◆ GIVEN EXERCISE: Copy each line with the word "レイヤー" in it.
+++ STORED RECORDS +++
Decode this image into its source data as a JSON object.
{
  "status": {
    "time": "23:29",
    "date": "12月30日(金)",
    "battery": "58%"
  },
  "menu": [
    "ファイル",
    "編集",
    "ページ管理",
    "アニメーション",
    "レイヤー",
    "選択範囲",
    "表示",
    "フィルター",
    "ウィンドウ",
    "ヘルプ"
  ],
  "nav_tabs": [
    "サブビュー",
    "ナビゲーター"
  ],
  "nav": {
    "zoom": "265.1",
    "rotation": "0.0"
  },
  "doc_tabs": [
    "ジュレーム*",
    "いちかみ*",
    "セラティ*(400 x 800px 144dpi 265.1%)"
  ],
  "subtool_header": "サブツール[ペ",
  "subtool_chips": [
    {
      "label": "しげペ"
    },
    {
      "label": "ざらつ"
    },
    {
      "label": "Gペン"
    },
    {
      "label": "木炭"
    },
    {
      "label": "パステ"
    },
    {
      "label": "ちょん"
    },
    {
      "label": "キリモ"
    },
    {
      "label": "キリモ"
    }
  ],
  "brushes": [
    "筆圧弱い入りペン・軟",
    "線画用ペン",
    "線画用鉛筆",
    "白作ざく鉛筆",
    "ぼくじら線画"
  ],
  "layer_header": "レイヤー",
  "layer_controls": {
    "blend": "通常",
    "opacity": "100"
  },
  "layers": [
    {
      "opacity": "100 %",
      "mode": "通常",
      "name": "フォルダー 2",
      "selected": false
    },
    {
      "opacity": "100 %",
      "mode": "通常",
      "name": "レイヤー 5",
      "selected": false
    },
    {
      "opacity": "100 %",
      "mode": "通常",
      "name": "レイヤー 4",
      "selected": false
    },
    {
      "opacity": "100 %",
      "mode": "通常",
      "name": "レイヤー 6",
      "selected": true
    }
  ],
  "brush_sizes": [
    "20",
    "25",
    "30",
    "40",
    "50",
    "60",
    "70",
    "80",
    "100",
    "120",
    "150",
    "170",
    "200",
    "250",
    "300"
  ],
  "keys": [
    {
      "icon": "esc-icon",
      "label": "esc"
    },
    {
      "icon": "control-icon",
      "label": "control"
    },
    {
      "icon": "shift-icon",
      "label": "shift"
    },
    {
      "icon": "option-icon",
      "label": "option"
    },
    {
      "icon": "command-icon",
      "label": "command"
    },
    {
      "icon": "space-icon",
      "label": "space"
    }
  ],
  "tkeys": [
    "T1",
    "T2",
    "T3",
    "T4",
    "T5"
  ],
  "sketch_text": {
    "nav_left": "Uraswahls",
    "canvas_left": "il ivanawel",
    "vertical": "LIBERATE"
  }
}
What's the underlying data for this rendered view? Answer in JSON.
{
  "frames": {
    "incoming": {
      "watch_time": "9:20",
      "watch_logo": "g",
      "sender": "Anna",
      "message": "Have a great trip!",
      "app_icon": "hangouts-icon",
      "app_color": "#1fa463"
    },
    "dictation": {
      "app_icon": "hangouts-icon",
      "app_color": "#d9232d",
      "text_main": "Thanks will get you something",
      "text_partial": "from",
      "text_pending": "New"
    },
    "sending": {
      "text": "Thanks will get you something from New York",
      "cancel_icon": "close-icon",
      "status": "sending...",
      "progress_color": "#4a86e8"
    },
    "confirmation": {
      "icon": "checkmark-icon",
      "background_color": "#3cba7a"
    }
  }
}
+++
◆ OUTPUT OF THE TASK:
    "レイヤー",
  "layer_header": "レイヤー",
      "name": "レイヤー 5",
      "name": "レイヤー 4",
      "name": "レイヤー 6",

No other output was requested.